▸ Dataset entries

========================

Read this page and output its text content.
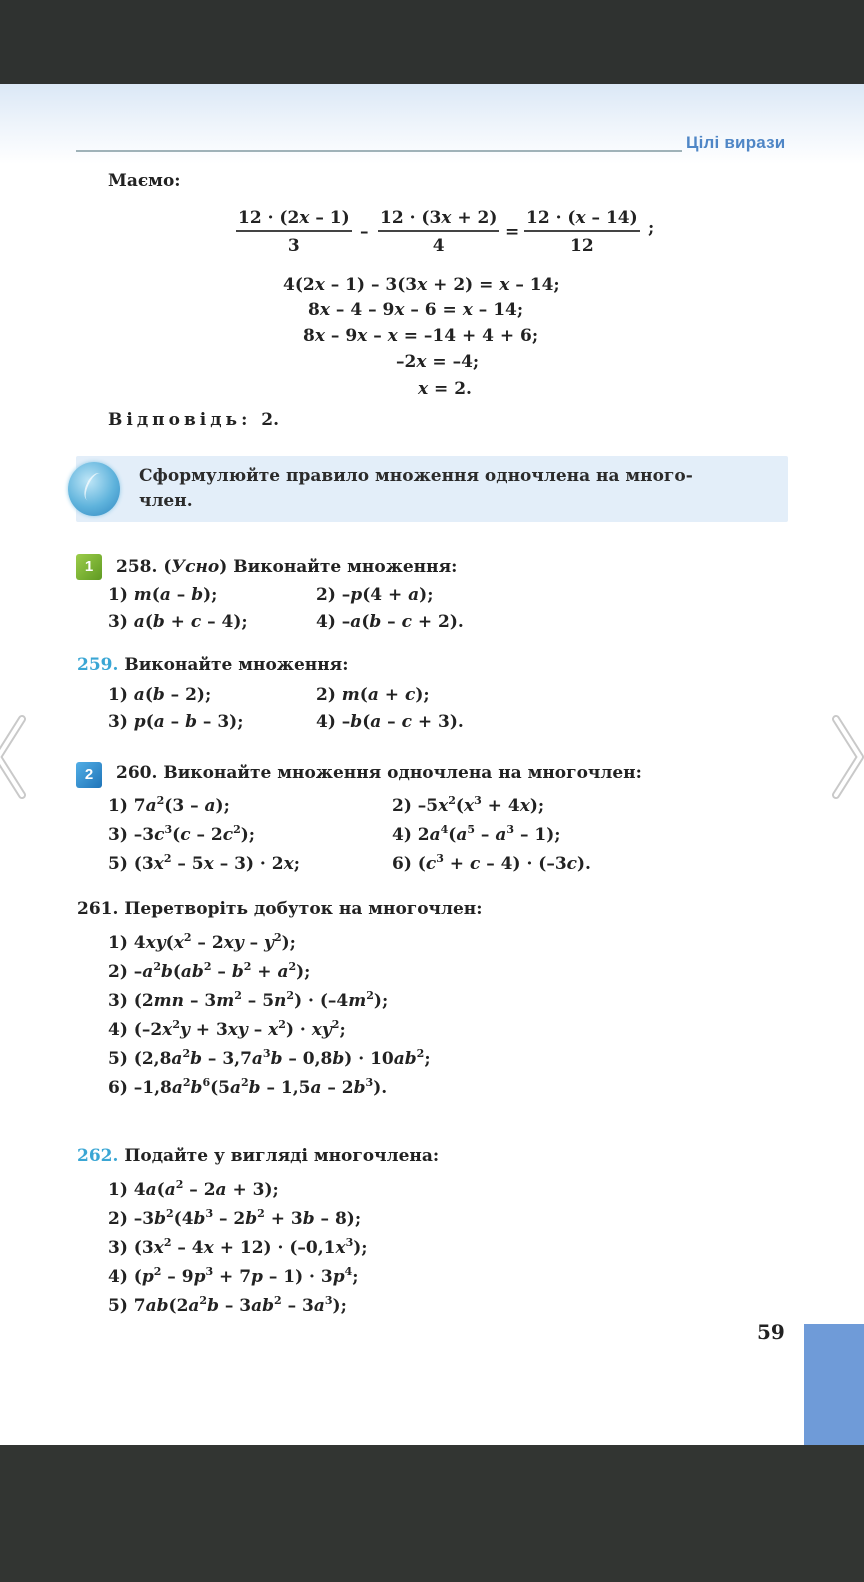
Цілі вирази
Маємо:
$\frac{12 \cdot (2x - 1)}{3} - \frac{12 \cdot (3x + 2)}{4} = \frac{12 \cdot (x - 14)}{12}$ ;
4(2x – 1) – 3(3x + 2) = x – 14;
8x – 4 – 9x – 6 = x – 14;
8x – 9x – x = –14 + 4 + 6;
–2x = –4;
x = 2.
Відповідь: 2.
Сформулюйте правило множення одночлена на много-
член.
1	258. (Усно) Виконайте множення:
1) m(a – b);	2) –p(4 + a);
3) a(b + c – 4);	4) –a(b – c + 2).
259. Виконайте множення:
1) a(b – 2);	2) m(a + c);
3) p(a – b – 3);	4) –b(a – c + 3).
2	260. Виконайте множення одночлена на многочлен:
1) $7a^2(3 - a)$;	2) $-5x^2(x^3 + 4x)$;
3) $-3c^3(c - 2c^2)$;	4) $2a^4(a^5 - a^3 - 1)$;
5) $(3x^2 - 5x - 3) \cdot 2x$;	6) $(c^3 + c - 4) \cdot (-3c)$.
261. Перетворіть добуток на многочлен:
1) $4xy(x^2 - 2xy - y^2)$;
2) $-a^2b(ab^2 - b^2 + a^2)$;
3) $(2mn - 3m^2 - 5n^2) \cdot (-4m^2)$;
4) $(-2x^2y + 3xy - x^2) \cdot xy^2$;
5) $(2,8a^2b - 3,7a^3b - 0,8b) \cdot 10ab^2$;
6) $-1,8a^2b^6(5a^2b - 1,5a - 2b^3)$.
262. Подайте у вигляді многочлена:
1) $4a(a^2 - 2a + 3)$;
2) $-3b^2(4b^3 - 2b^2 + 3b - 8)$;
3) $(3x^2 - 4x + 12) \cdot (-0,1x^3)$;
4) $(p^2 - 9p^3 + 7p - 1) \cdot 3p^4$;
5) $7ab(2a^2b - 3ab^2 - 3a^3)$;
59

========================

▸ GIVEN EXERCISE
Exclude all images and restate the records above word for word.

▸ IN RESPONSE
Read this page and output its text content.
Цілі вирази
Маємо:
$\frac{12 \cdot (2x - 1)}{3} - \frac{12 \cdot (3x + 2)}{4} = \frac{12 \cdot (x - 14)}{12}$ ;
4(2x – 1) – 3(3x + 2) = x – 14;
8x – 4 – 9x – 6 = x – 14;
8x – 9x – x = –14 + 4 + 6;
–2x = –4;
x = 2.
Відповідь: 2.
Сформулюйте правило множення одночлена на много-
член.
1	258. (Усно) Виконайте множення:
1) m(a – b);	2) –p(4 + a);
3) a(b + c – 4);	4) –a(b – c + 2).
259. Виконайте множення:
1) a(b – 2);	2) m(a + c);
3) p(a – b – 3);	4) –b(a – c + 3).
2	260. Виконайте множення одночлена на многочлен:
1) $7a^2(3 - a)$;	2) $-5x^2(x^3 + 4x)$;
3) $-3c^3(c - 2c^2)$;	4) $2a^4(a^5 - a^3 - 1)$;
5) $(3x^2 - 5x - 3) \cdot 2x$;	6) $(c^3 + c - 4) \cdot (-3c)$.
261. Перетворіть добуток на многочлен:
1) $4xy(x^2 - 2xy - y^2)$;
2) $-a^2b(ab^2 - b^2 + a^2)$;
3) $(2mn - 3m^2 - 5n^2) \cdot (-4m^2)$;
4) $(-2x^2y + 3xy - x^2) \cdot xy^2$;
5) $(2,8a^2b - 3,7a^3b - 0,8b) \cdot 10ab^2$;
6) $-1,8a^2b^6(5a^2b - 1,5a - 2b^3)$.
262. Подайте у вигляді многочлена:
1) $4a(a^2 - 2a + 3)$;
2) $-3b^2(4b^3 - 2b^2 + 3b - 8)$;
3) $(3x^2 - 4x + 12) \cdot (-0,1x^3)$;
4) $(p^2 - 9p^3 + 7p - 1) \cdot 3p^4$;
5) $7ab(2a^2b - 3ab^2 - 3a^3)$;
59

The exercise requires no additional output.